### Task details
Extract every record, exactly as written, and ignore the pictures.

### Extracted information
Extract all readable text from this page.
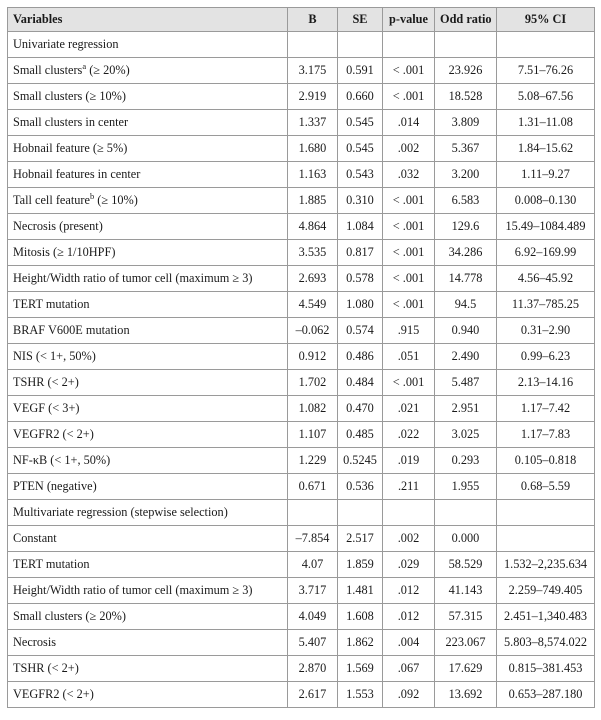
Variables	B	SE	p-value	Odd ratio	95% CI
Univariate regression					
Small clusters$^a$ (≥ 20%)	3.175	0.591	< .001	23.926	7.51–76.26
Small clusters (≥ 10%)	2.919	0.660	< .001	18.528	5.08–67.56
Small clusters in center	1.337	0.545	.014	3.809	1.31–11.08
Hobnail feature (≥ 5%)	1.680	0.545	.002	5.367	1.84–15.62
Hobnail features in center	1.163	0.543	.032	3.200	1.11–9.27
Tall cell feature$^b$ (≥ 10%)	1.885	0.310	< .001	6.583	0.008–0.130
Necrosis (present)	4.864	1.084	< .001	129.6	15.49–1084.489
Mitosis (≥ 1/10HPF)	3.535	0.817	< .001	34.286	6.92–169.99
Height/Width ratio of tumor cell (maximum ≥ 3)	2.693	0.578	< .001	14.778	4.56–45.92
TERT mutation	4.549	1.080	< .001	94.5	11.37–785.25
BRAF V600E mutation	–0.062	0.574	.915	0.940	0.31–2.90
NIS (< 1+, 50%)	0.912	0.486	.051	2.490	0.99–6.23
TSHR (< 2+)	1.702	0.484	< .001	5.487	2.13–14.16
VEGF (< 3+)	1.082	0.470	.021	2.951	1.17–7.42
VEGFR2 (< 2+)	1.107	0.485	.022	3.025	1.17–7.83
NF-κB (< 1+, 50%)	1.229	0.5245	.019	0.293	0.105–0.818
PTEN (negative)	0.671	0.536	.211	1.955	0.68–5.59
Multivariate regression (stepwise selection)					
Constant	–7.854	2.517	.002	0.000	
TERT mutation	4.07	1.859	.029	58.529	1.532–2,235.634
Height/Width ratio of tumor cell (maximum ≥ 3)	3.717	1.481	.012	41.143	2.259–749.405
Small clusters (≥ 20%)	4.049	1.608	.012	57.315	2.451–1,340.483
Necrosis	5.407	1.862	.004	223.067	5.803–8,574.022
TSHR (< 2+)	2.870	1.569	.067	17.629	0.815–381.453
VEGFR2 (< 2+)	2.617	1.553	.092	13.692	0.653–287.180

### Solution
Extract all readable text from this page.
Variables	B	SE	p-value	Odd ratio	95% CI
Univariate regression					
Small clusters$^a$ (≥ 20%)	3.175	0.591	< .001	23.926	7.51–76.26
Small clusters (≥ 10%)	2.919	0.660	< .001	18.528	5.08–67.56
Small clusters in center	1.337	0.545	.014	3.809	1.31–11.08
Hobnail feature (≥ 5%)	1.680	0.545	.002	5.367	1.84–15.62
Hobnail features in center	1.163	0.543	.032	3.200	1.11–9.27
Tall cell feature$^b$ (≥ 10%)	1.885	0.310	< .001	6.583	0.008–0.130
Necrosis (present)	4.864	1.084	< .001	129.6	15.49–1084.489
Mitosis (≥ 1/10HPF)	3.535	0.817	< .001	34.286	6.92–169.99
Height/Width ratio of tumor cell (maximum ≥ 3)	2.693	0.578	< .001	14.778	4.56–45.92
TERT mutation	4.549	1.080	< .001	94.5	11.37–785.25
BRAF V600E mutation	–0.062	0.574	.915	0.940	0.31–2.90
NIS (< 1+, 50%)	0.912	0.486	.051	2.490	0.99–6.23
TSHR (< 2+)	1.702	0.484	< .001	5.487	2.13–14.16
VEGF (< 3+)	1.082	0.470	.021	2.951	1.17–7.42
VEGFR2 (< 2+)	1.107	0.485	.022	3.025	1.17–7.83
NF-κB (< 1+, 50%)	1.229	0.5245	.019	0.293	0.105–0.818
PTEN (negative)	0.671	0.536	.211	1.955	0.68–5.59
Multivariate regression (stepwise selection)					
Constant	–7.854	2.517	.002	0.000	
TERT mutation	4.07	1.859	.029	58.529	1.532–2,235.634
Height/Width ratio of tumor cell (maximum ≥ 3)	3.717	1.481	.012	41.143	2.259–749.405
Small clusters (≥ 20%)	4.049	1.608	.012	57.315	2.451–1,340.483
Necrosis	5.407	1.862	.004	223.067	5.803–8,574.022
TSHR (< 2+)	2.870	1.569	.067	17.629	0.815–381.453
VEGFR2 (< 2+)	2.617	1.553	.092	13.692	0.653–287.180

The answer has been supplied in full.